- Goal -
Reproduce every entry below precisely; do not include the pictures.

## start Data for the task

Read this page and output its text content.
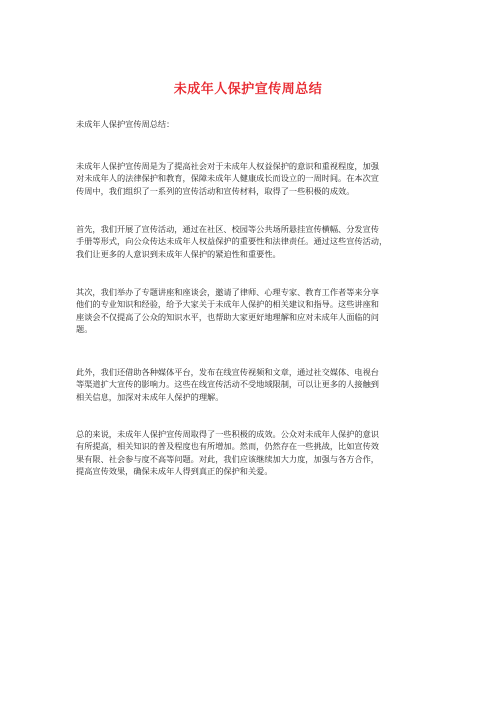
未成年人保护宣传周总结
未成年人保护宣传周总结：
未成年人保护宣传周是为了提高社会对于未成年人权益保护的意识和重视程度，加强
对未成年人的法律保护和教育，保障未成年人健康成长而设立的一周时间。在本次宣
传周中，我们组织了一系列的宣传活动和宣传材料，取得了一些积极的成效。
首先，我们开展了宣传活动，通过在社区、校园等公共场所悬挂宣传横幅、分发宣传
手册等形式，向公众传达未成年人权益保护的重要性和法律责任。通过这些宣传活动，
我们让更多的人意识到未成年人保护的紧迫性和重要性。
其次，我们举办了专题讲座和座谈会，邀请了律师、心理专家、教育工作者等来分享
他们的专业知识和经验，给予大家关于未成年人保护的相关建议和指导。这些讲座和
座谈会不仅提高了公众的知识水平，也帮助大家更好地理解和应对未成年人面临的问
题。
此外，我们还借助各种媒体平台，发布在线宣传视频和文章，通过社交媒体、电视台
等渠道扩大宣传的影响力。这些在线宣传活动不受地域限制，可以让更多的人接触到
相关信息，加深对未成年人保护的理解。
总的来说，未成年人保护宣传周取得了一些积极的成效。公众对未成年人保护的意识
有所提高，相关知识的普及程度也有所增加。然而，仍然存在一些挑战，比如宣传效
果有限、社会参与度不高等问题。对此，我们应该继续加大力度，加强与各方合作，
提高宣传效果，确保未成年人得到真正的保护和关爱。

## end Data for the task

- Written response -
Read this page and output its text content.
未成年人保护宣传周总结
未成年人保护宣传周总结：
未成年人保护宣传周是为了提高社会对于未成年人权益保护的意识和重视程度，加强
对未成年人的法律保护和教育，保障未成年人健康成长而设立的一周时间。在本次宣
传周中，我们组织了一系列的宣传活动和宣传材料，取得了一些积极的成效。
首先，我们开展了宣传活动，通过在社区、校园等公共场所悬挂宣传横幅、分发宣传
手册等形式，向公众传达未成年人权益保护的重要性和法律责任。通过这些宣传活动，
我们让更多的人意识到未成年人保护的紧迫性和重要性。
其次，我们举办了专题讲座和座谈会，邀请了律师、心理专家、教育工作者等来分享
他们的专业知识和经验，给予大家关于未成年人保护的相关建议和指导。这些讲座和
座谈会不仅提高了公众的知识水平，也帮助大家更好地理解和应对未成年人面临的问
题。
此外，我们还借助各种媒体平台，发布在线宣传视频和文章，通过社交媒体、电视台
等渠道扩大宣传的影响力。这些在线宣传活动不受地域限制，可以让更多的人接触到
相关信息，加深对未成年人保护的理解。
总的来说，未成年人保护宣传周取得了一些积极的成效。公众对未成年人保护的意识
有所提高，相关知识的普及程度也有所增加。然而，仍然存在一些挑战，比如宣传效
果有限、社会参与度不高等问题。对此，我们应该继续加大力度，加强与各方合作，
提高宣传效果，确保未成年人得到真正的保护和关爱。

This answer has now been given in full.